## WORK REQUIRED:
Pick out the lines below with "حديث" and list them.

Collected data entries
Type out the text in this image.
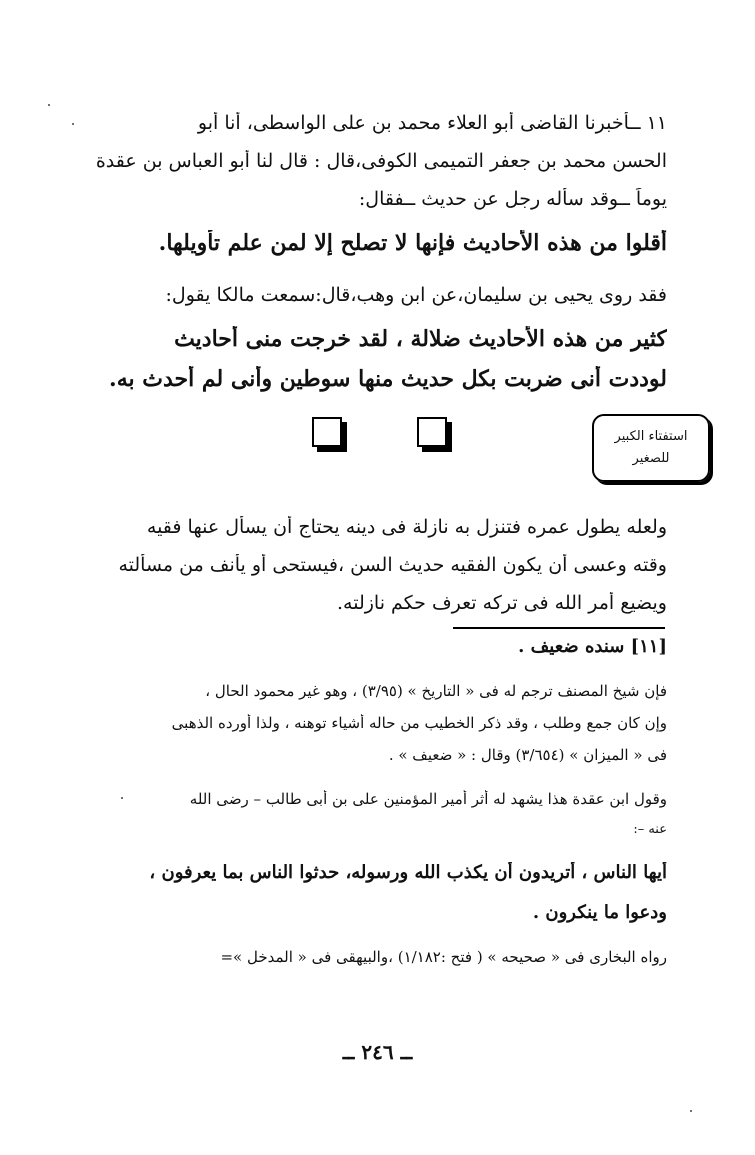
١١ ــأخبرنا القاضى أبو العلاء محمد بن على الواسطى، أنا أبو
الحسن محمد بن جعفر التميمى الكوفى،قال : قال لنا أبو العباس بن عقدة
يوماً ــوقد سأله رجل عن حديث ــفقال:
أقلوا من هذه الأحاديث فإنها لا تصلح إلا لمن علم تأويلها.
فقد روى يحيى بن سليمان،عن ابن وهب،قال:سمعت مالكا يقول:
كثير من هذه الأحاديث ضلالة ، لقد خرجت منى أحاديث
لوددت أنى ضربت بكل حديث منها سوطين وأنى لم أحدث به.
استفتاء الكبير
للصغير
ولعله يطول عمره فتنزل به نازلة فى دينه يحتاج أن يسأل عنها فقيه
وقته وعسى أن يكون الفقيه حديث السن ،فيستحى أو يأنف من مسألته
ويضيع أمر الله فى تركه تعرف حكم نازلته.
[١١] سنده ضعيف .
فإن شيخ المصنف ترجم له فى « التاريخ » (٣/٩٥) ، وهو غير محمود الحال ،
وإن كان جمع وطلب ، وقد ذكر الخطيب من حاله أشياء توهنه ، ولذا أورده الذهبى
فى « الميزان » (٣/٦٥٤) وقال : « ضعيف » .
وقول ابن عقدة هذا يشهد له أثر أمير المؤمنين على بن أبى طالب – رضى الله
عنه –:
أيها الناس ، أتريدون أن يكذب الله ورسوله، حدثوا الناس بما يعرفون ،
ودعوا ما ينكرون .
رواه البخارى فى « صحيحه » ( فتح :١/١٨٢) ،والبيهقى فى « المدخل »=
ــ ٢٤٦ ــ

## EXERCISE SOLUTION:
يوماً ــوقد سأله رجل عن حديث ــفقال:
لوددت أنى ضربت بكل حديث منها سوطين وأنى لم أحدث به.
وقته وعسى أن يكون الفقيه حديث السن ،فيستحى أو يأنف من مسألته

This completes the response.